▶ **TRY IT**: What is the number of lines in the entries that contain the word "FLAT"? Answer with that figure alone.

╔══

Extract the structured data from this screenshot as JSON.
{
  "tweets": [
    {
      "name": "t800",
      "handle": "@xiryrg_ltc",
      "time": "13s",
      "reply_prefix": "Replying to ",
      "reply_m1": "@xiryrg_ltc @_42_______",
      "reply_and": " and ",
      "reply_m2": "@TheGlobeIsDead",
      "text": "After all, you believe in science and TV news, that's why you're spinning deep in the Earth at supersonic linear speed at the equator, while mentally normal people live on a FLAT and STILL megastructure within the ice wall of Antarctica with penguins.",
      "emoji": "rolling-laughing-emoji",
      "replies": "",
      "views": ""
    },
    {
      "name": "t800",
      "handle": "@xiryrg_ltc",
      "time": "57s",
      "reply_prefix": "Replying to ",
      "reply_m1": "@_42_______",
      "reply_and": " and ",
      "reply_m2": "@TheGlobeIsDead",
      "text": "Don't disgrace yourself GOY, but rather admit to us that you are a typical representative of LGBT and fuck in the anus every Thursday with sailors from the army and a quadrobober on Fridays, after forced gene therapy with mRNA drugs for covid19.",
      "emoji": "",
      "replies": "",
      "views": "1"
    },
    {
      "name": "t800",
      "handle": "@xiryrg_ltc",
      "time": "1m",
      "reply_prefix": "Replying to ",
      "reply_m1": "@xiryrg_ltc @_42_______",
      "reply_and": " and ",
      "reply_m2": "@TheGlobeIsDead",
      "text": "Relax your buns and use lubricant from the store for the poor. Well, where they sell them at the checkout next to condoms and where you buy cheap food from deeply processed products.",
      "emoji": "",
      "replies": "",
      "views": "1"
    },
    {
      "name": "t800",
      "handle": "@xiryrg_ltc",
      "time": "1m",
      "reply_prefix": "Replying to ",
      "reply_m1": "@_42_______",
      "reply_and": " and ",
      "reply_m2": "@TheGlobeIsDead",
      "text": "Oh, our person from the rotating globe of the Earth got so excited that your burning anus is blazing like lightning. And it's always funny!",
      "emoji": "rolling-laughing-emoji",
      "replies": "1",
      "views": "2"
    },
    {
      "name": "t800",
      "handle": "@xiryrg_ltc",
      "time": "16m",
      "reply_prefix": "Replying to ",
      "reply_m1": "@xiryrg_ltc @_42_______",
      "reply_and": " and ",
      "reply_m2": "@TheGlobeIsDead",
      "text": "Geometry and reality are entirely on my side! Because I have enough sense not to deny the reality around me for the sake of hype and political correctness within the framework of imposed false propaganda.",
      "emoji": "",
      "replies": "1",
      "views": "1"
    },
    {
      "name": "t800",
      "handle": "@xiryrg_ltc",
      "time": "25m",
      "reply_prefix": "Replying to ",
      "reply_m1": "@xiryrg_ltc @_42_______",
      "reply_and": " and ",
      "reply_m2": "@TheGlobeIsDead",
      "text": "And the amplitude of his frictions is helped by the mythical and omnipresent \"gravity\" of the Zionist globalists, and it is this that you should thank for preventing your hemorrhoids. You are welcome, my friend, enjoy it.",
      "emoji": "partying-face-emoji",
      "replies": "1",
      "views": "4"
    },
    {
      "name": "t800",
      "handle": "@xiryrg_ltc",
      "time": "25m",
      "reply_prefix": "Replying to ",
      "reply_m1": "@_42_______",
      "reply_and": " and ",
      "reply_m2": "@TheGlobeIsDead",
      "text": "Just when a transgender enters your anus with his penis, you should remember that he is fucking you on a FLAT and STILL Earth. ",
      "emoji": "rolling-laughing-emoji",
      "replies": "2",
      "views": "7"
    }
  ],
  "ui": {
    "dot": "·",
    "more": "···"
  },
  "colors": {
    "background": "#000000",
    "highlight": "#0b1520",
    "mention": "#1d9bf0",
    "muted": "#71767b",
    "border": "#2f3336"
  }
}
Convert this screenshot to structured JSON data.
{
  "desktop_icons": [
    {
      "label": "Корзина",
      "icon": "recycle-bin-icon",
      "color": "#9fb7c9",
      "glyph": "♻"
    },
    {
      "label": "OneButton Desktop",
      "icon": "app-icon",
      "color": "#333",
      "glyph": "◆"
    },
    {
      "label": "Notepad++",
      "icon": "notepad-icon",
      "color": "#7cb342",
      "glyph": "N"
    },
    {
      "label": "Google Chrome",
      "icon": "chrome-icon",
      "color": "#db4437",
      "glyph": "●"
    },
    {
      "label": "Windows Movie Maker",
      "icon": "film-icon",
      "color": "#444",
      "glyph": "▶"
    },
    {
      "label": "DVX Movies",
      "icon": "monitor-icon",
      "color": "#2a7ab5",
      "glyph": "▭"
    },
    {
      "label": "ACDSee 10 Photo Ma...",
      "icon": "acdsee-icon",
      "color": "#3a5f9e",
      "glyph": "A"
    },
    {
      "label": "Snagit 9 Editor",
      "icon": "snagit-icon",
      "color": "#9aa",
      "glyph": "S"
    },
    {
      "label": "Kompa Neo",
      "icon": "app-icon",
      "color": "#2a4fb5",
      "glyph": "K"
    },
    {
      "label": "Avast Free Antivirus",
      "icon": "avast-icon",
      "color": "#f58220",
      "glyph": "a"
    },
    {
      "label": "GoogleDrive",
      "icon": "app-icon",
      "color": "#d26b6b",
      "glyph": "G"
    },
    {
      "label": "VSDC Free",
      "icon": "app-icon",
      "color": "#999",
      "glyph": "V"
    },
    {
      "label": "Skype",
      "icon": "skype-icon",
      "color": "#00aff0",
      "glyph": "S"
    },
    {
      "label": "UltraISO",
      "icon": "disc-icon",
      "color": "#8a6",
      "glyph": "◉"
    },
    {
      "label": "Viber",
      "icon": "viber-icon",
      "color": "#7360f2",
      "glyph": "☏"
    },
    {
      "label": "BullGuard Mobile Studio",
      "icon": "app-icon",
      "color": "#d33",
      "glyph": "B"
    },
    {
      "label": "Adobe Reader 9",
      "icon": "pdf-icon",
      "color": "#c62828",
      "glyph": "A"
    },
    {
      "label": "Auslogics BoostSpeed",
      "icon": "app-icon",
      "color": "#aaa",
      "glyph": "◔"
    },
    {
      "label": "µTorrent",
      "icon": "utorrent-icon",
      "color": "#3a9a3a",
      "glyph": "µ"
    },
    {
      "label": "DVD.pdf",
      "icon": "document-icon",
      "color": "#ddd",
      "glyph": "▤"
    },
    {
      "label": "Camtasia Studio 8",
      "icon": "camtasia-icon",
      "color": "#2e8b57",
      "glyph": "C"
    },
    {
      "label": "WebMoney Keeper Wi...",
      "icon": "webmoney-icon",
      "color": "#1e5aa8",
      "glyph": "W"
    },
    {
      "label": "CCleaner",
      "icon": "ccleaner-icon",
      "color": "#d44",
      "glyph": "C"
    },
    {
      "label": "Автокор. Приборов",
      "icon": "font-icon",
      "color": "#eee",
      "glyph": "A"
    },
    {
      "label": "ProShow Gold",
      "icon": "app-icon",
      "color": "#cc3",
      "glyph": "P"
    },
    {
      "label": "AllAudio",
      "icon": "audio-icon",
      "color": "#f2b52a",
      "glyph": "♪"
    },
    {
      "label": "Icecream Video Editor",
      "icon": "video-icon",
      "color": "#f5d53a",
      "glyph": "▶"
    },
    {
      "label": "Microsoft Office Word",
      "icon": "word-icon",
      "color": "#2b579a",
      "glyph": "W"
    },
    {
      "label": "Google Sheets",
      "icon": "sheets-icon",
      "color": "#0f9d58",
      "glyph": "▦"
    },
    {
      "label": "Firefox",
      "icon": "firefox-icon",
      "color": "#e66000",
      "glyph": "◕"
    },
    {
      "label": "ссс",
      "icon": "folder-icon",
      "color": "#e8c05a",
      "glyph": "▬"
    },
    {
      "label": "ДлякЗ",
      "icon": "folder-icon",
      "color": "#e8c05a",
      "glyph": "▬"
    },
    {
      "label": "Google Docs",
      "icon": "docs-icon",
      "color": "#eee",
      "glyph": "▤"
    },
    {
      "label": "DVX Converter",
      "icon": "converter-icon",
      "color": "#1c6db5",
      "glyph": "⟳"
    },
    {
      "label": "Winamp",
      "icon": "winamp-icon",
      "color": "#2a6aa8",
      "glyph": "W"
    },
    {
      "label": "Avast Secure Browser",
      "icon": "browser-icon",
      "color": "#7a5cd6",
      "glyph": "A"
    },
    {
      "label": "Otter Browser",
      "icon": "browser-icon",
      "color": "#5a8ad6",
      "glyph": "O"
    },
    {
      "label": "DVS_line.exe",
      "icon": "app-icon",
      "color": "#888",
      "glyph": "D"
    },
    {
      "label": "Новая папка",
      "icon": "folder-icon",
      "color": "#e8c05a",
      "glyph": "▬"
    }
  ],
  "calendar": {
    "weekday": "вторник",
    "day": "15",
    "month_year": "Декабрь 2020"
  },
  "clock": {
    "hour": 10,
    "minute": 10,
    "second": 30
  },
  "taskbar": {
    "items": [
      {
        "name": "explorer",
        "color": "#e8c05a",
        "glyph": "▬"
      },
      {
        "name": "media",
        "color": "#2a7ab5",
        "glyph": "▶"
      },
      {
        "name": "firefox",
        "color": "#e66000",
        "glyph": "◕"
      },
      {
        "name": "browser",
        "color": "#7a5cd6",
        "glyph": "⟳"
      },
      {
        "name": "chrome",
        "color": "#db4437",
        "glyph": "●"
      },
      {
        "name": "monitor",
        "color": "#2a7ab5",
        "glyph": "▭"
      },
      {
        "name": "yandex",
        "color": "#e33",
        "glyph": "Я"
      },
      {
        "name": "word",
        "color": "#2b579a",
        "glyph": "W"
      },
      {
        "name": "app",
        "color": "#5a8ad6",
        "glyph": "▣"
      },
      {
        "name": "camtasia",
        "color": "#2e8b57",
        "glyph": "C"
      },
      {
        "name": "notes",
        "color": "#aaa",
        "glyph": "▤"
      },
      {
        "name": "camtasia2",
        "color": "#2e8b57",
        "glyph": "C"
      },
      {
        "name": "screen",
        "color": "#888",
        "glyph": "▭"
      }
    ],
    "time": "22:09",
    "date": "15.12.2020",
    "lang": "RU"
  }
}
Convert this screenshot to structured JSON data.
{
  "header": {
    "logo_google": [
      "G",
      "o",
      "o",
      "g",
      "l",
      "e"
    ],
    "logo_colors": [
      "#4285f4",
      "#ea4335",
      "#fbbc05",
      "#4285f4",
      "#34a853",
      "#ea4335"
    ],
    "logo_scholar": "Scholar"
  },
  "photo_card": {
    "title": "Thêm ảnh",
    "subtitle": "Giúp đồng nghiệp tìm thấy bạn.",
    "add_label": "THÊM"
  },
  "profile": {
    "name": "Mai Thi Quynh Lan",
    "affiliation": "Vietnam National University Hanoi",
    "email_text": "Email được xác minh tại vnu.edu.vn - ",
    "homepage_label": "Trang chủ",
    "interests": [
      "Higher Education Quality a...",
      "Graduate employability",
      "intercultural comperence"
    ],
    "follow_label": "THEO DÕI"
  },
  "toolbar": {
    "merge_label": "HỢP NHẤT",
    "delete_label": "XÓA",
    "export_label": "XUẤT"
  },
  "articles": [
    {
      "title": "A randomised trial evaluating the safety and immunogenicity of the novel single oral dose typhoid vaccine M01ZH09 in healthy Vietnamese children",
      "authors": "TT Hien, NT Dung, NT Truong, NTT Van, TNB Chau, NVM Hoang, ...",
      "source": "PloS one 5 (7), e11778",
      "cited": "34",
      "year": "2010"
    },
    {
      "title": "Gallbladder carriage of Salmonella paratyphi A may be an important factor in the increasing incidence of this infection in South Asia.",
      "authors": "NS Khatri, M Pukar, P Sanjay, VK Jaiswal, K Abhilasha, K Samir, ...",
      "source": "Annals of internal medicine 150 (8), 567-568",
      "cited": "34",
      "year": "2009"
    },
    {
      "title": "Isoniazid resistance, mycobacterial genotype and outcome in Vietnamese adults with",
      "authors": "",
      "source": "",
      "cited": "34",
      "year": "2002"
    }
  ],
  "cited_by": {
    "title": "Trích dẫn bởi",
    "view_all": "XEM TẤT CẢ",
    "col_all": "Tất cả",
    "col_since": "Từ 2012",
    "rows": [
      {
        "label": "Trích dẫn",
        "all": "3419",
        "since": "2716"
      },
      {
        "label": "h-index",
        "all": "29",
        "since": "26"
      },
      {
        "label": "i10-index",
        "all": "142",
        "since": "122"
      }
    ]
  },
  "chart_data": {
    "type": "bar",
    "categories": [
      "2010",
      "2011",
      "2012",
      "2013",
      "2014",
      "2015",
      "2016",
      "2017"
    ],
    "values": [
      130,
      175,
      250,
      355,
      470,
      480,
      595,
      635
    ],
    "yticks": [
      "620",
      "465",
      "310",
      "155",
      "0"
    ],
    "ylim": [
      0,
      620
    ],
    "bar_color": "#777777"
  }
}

╚══

▶ **SOLUTION BELOW**: 2